--- Start Passage shown ---
Mike Morgan , Jan 10, 2004; 03:04 a.m.

It is often said that if you open a jpeg file and edit it, and save it, the entire image will be degraded.

Having, once upon a time, ported the IJG JPEG source code to an embedded processor, I doubted that this was true. I reasoned that if you edit one section of an image (say using a rubber stamp tool) that only that section of the image would need to be recalculated.

So tonight with some time on my hands I did a little experiment. I opened a tiff file, cropped a 128x128 pixel section, and saved it as 0.jpg.

I then copied 0.jpg to 1.jpg, opened 1.jpg, and used the pencil tool to put a single black pixel near the center of the lower right quadrant. I then saved and closed 1.jpg.

I then copied 1.jpg to 2.jpg. Opened 2.jpg, and drew another single black pixel near the center of the lower right quadrant, and saved it.

And so on and so forth for 3.jpg.

Each in turn for 0, 1, 2, and 3.jpg, I opened them up, cropped to the upper left quadrant (64x64 pixels), and saved each result as a .bmp file.

So, if my theory was correct, every .bmp, 0.bmp to 3.bmp, should be identical with a command fc command.

However they were not.

So, based on this experiment, I conclude one of the following is true:

1. The largest MCU used by photoshop 5.5 exceeds 64x64 pixels. 2. Photoshop 5.5 programmers weren't clever enough to keep a score card of edited MCUs and only calculate the DCT for those MCUs.

I fear option 2 is true, and the adage that opening, editing, and resaving jpegs corrupts the entire image. Clearly, I think this is unnecessary.

If they used a simple score card method and only calculated the DCT of the MCUs that changed, unedited MCUs would be unaffected even after repeated .jpg saves.
--- End Passage shown ---
--- Start Data rows ---
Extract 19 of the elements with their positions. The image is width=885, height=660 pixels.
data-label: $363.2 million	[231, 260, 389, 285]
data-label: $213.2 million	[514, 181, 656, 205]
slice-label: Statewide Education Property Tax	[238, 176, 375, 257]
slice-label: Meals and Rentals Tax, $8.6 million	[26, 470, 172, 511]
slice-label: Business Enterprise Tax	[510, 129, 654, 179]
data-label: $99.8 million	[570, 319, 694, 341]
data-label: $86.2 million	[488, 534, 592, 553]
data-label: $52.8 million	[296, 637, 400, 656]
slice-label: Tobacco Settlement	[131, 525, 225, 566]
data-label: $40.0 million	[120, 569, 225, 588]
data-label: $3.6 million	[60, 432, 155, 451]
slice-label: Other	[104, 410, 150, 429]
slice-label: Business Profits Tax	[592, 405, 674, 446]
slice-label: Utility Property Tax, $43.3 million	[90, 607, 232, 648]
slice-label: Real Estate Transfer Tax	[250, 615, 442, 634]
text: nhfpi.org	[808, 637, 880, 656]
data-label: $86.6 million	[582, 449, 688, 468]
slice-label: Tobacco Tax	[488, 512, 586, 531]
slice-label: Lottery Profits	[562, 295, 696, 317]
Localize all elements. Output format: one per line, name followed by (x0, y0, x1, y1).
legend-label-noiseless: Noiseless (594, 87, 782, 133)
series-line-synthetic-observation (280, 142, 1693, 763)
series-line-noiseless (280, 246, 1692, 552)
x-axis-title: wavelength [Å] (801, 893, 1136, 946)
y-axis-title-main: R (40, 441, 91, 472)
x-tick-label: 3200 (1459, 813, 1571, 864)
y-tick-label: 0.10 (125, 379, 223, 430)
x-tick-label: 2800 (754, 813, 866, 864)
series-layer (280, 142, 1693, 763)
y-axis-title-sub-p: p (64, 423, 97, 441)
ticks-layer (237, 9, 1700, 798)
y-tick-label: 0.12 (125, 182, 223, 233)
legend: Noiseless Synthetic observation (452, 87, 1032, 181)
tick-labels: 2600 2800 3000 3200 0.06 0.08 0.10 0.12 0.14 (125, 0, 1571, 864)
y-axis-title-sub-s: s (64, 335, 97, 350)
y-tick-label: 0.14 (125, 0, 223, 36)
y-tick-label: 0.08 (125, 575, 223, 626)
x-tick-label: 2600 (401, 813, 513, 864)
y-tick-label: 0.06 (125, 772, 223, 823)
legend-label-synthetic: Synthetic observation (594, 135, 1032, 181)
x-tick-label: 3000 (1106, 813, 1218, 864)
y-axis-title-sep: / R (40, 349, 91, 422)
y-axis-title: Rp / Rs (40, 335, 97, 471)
--- End Data rows ---
• Short exercise A: In the JPEG post, how large was the section cropped from the tiff file?
• Short exercise B: Please write out the part of the JPEG post that opens with the words containing "Having, once upon" and closes with "and closed 1.jpg.", substituting "brush tool" for "pencil tool".
The entries are not needed for the work here.

• Task result A: 128x128 pixels.

• Task result B:
Having, once upon a time, ported the IJG JPEG source code to an embedded processor, I doubted that this was true. I reasoned that if you edit one section of an image (say using a rubber stamp tool) that only that section of the image would need to be recalculated.

So tonight with some time on my hands I did a little experiment. I opened a tiff file, cropped a 128x128 pixel section, and saved it as 0.jpg.

I then copied 0.jpg to 1.jpg, opened 1.jpg, and used the brush tool to put a single black pixel near the center of the lower right quadrant. I then saved and closed 1.jpg.